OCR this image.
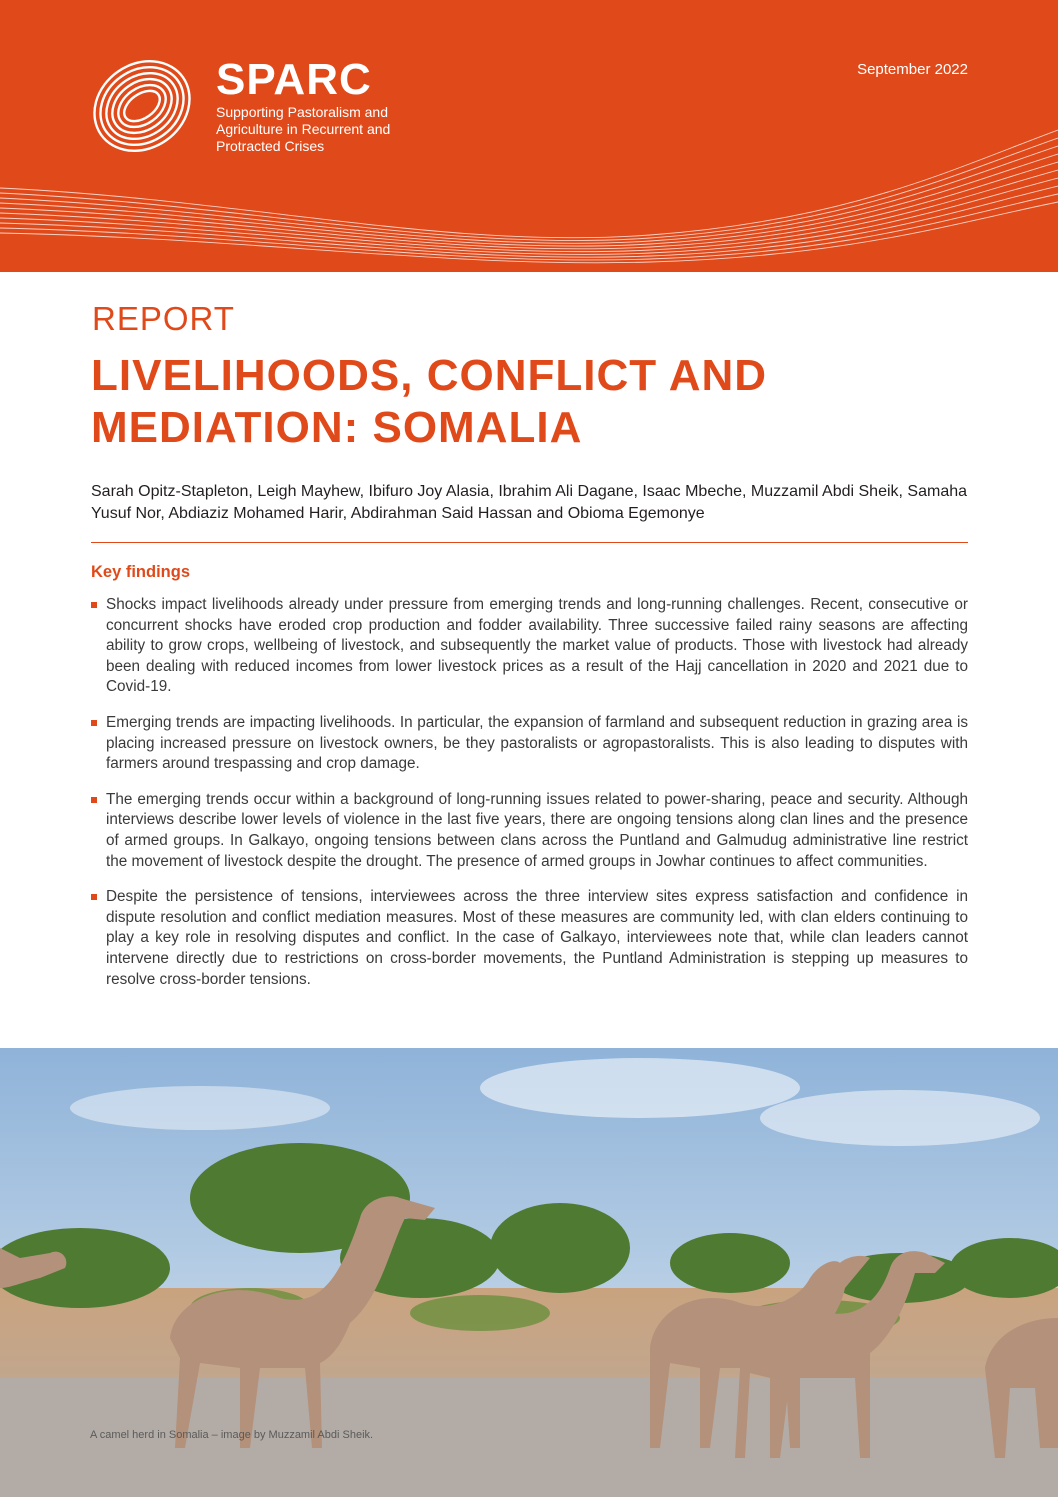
SPARC
Supporting Pastoralism and Agriculture in Recurrent and Protracted Crises
September 2022
REPORT
LIVELIHOODS, CONFLICT AND MEDIATION: SOMALIA

Sarah Opitz-Stapleton, Leigh Mayhew, Ibifuro Joy Alasia, Ibrahim Ali Dagane, Isaac Mbeche, Muzzamil Abdi Sheik, Samaha Yusuf Nor, Abdiaziz Mohamed Harir, Abdirahman Said Hassan and Obioma Egemonye

Key findings
Shocks impact livelihoods already under pressure from emerging trends and long-running challenges. Recent, consecutive or concurrent shocks have eroded crop production and fodder availability. Three successive failed rainy seasons are affecting ability to grow crops, wellbeing of livestock, and subsequently the market value of products. Those with livestock had already been dealing with reduced incomes from lower livestock prices as a result of the Hajj cancellation in 2020 and 2021 due to Covid-19.
Emerging trends are impacting livelihoods. In particular, the expansion of farmland and subsequent reduction in grazing area is placing increased pressure on livestock owners, be they pastoralists or agropastoralists. This is also leading to disputes with farmers around trespassing and crop damage.
The emerging trends occur within a background of long-running issues related to power-sharing, peace and security. Although interviews describe lower levels of violence in the last five years, there are ongoing tensions along clan lines and the presence of armed groups. In Galkayo, ongoing tensions between clans across the Puntland and Galmudug administrative line restrict the movement of livestock despite the drought. The presence of armed groups in Jowhar continues to affect communities.
Despite the persistence of tensions, interviewees across the three interview sites express satisfaction and confidence in dispute resolution and conflict mediation measures. Most of these measures are community led, with clan elders continuing to play a key role in resolving disputes and conflict. In the case of Galkayo, interviewees note that, while clan leaders cannot intervene directly due to restrictions on cross-border movements, the Puntland Administration is stepping up measures to resolve cross-border tensions.
A camel herd in Somalia – image by Muzzamil Abdi Sheik.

■ ■ ■ ■

All of the lines above should be retyped precisely, apart from the pictures.

Task response>
OCR this image.
SPARC
Supporting Pastoralism and Agriculture in Recurrent and Protracted Crises
September 2022
REPORT
LIVELIHOODS, CONFLICT AND MEDIATION: SOMALIA

Sarah Opitz-Stapleton, Leigh Mayhew, Ibifuro Joy Alasia, Ibrahim Ali Dagane, Isaac Mbeche, Muzzamil Abdi Sheik, Samaha Yusuf Nor, Abdiaziz Mohamed Harir, Abdirahman Said Hassan and Obioma Egemonye

Key findings
Shocks impact livelihoods already under pressure from emerging trends and long-running challenges. Recent, consecutive or concurrent shocks have eroded crop production and fodder availability. Three successive failed rainy seasons are affecting ability to grow crops, wellbeing of livestock, and subsequently the market value of products. Those with livestock had already been dealing with reduced incomes from lower livestock prices as a result of the Hajj cancellation in 2020 and 2021 due to Covid-19.
Emerging trends are impacting livelihoods. In particular, the expansion of farmland and subsequent reduction in grazing area is placing increased pressure on livestock owners, be they pastoralists or agropastoralists. This is also leading to disputes with farmers around trespassing and crop damage.
The emerging trends occur within a background of long-running issues related to power-sharing, peace and security. Although interviews describe lower levels of violence in the last five years, there are ongoing tensions along clan lines and the presence of armed groups. In Galkayo, ongoing tensions between clans across the Puntland and Galmudug administrative line restrict the movement of livestock despite the drought. The presence of armed groups in Jowhar continues to affect communities.
Despite the persistence of tensions, interviewees across the three interview sites express satisfaction and confidence in dispute resolution and conflict mediation measures. Most of these measures are community led, with clan elders continuing to play a key role in resolving disputes and conflict. In the case of Galkayo, interviewees note that, while clan leaders cannot intervene directly due to restrictions on cross-border movements, the Puntland Administration is stepping up measures to resolve cross-border tensions.
A camel herd in Somalia – image by Muzzamil Abdi Sheik.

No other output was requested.